[WHAT IS BEING ASKED]:
In the passage on socialism and excellence, copy word for word the part that begins at "One of the reasons" and stops after "do through confrontation....".

Robin finds that he has been hankering after excellence himself in recent years, following a long turn to cynicism that began when he was a young organizer for a graduate students' union fighting with university administrations that seemed intent on destroying everything universities should be for, the pursuit of learning for its own sake—he doesn't mention it, but the Latin word they used in the Middle Ages in Paris and Oxford and Salamanca, universitas, referred to the scholars' identity as members of a kind of labor guild, with its undergrad apprentices, journeymen (baccalauri), masters (magistri), and doctors, creating learning as they imparted it. Instead, universities were industrializing, focused on processing their product as quickly and cheaply as possible, and accusing the union of trying to destroy the universities itself, and he began to lose faith in the whole project of saving the system and fall into cynicism.

At the same time, something about the very awfulness of the current situation of intellectual workers, the enshittification of the Internet and the stupidity of AI and the very poverty of higher education as it has become, has made him one once again to stand up for excellence, socialist excellence of the kind developing in the late 19th and early 20th centuries, when it was the best people (Weber and Durkheim, the Webbs and Bernard Shaw, John Dewey) who took up the idea of building the best society, before the Soviet Union made socialism a synonym for drabness and mediocrity

Now he writes,

One of the reasons I’m so excited about Zohran is that I feel like he gets this in his bones. As I’ve been arguing here, on my blog, and at the New York Review of Books, he doesn’t see socialism and government as the last stop before penury and poverty, as a way of catching people who would otherwise fall, as a safety net. He sees it as a launching pad, as a way of doing great things, great things that all of us can do together, cooperatively, or when necessary, that many of us can do through confrontation....

That lost vision of perfection, of moving toward excellence, should be at the core of the socialism we seek to build. In schools, in healthcare, in housing, in work, in government, in childcare, in universities, in green energy projects, in democracy itself. It is the reason we value human freedom, not just for ourselves but for everyone. Equal freedom for all, as it used to be known.

And that, Pamela Herd and Don Moynihan point out, is what "affordability" is about; not just the "kitchen table" issues we think of when we think of how much struggle our lives require. Affordability is freedom:

While Mamdani talked about affordability—freezing rents and making childcare and buses free—his broader point was to reclaim the meaning of freedom, and the responsibility of government to ensure that we have it.

Document understanding data:
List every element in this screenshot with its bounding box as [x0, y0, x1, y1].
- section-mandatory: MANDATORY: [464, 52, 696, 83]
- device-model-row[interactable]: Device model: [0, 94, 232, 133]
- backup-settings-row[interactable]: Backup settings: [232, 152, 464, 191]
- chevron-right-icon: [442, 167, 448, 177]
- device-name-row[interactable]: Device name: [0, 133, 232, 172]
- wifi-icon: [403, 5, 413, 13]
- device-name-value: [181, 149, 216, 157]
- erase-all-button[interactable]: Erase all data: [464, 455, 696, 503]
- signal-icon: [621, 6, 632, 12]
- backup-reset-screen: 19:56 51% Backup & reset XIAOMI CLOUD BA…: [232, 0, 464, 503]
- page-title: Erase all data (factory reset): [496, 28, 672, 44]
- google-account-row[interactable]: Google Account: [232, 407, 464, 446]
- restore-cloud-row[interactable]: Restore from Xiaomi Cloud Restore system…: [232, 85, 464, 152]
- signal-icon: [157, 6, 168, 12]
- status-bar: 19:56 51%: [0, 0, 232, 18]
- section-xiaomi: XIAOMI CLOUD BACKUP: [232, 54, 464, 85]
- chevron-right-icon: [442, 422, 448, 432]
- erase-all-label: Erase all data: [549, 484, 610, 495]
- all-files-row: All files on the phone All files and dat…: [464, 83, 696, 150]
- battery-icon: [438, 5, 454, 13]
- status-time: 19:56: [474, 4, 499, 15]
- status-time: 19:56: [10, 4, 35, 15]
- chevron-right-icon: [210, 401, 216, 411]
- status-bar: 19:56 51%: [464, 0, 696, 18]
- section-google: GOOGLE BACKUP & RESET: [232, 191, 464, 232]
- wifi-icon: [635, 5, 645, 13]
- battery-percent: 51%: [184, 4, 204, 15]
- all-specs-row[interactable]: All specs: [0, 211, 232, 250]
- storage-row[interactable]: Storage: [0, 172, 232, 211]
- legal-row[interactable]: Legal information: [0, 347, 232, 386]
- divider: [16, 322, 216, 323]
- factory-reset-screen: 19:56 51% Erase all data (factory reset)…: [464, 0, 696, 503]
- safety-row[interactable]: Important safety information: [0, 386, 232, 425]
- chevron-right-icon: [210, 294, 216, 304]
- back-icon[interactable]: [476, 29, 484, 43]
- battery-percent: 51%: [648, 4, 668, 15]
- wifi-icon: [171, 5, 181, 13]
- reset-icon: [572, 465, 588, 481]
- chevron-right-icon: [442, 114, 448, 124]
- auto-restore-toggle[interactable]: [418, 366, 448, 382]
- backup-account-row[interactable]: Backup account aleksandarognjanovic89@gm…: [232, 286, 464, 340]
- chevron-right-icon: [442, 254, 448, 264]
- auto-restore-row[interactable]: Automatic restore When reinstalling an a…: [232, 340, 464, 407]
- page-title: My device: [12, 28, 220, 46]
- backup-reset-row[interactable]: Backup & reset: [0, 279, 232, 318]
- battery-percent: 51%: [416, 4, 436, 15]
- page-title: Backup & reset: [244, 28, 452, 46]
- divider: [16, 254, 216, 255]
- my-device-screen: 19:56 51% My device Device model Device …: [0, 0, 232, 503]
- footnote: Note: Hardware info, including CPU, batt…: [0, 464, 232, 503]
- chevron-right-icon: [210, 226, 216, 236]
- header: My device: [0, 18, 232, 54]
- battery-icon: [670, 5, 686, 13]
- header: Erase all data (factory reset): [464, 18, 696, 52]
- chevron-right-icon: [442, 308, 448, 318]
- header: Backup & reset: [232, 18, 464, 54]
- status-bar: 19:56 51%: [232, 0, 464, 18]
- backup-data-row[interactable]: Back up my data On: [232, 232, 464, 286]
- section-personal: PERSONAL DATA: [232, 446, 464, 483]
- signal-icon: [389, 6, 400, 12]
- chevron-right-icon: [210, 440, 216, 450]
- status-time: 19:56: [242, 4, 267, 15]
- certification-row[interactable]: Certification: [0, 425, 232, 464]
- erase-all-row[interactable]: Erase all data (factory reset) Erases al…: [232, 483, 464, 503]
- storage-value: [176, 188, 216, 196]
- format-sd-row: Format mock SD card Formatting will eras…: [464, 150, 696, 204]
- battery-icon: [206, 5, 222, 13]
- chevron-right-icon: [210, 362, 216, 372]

[TASK OUTPUT]:
One of the reasons I’m so excited about Zohran is that I feel like he gets this in his bones. As I’ve been arguing here, on my blog, and at the New York Review of Books, he doesn’t see socialism and government as the last stop before penury and poverty, as a way of catching people who would otherwise fall, as a safety net. He sees it as a launching pad, as a way of doing great things, great things that all of us can do together, cooperatively, or when necessary, that many of us can do through confrontation....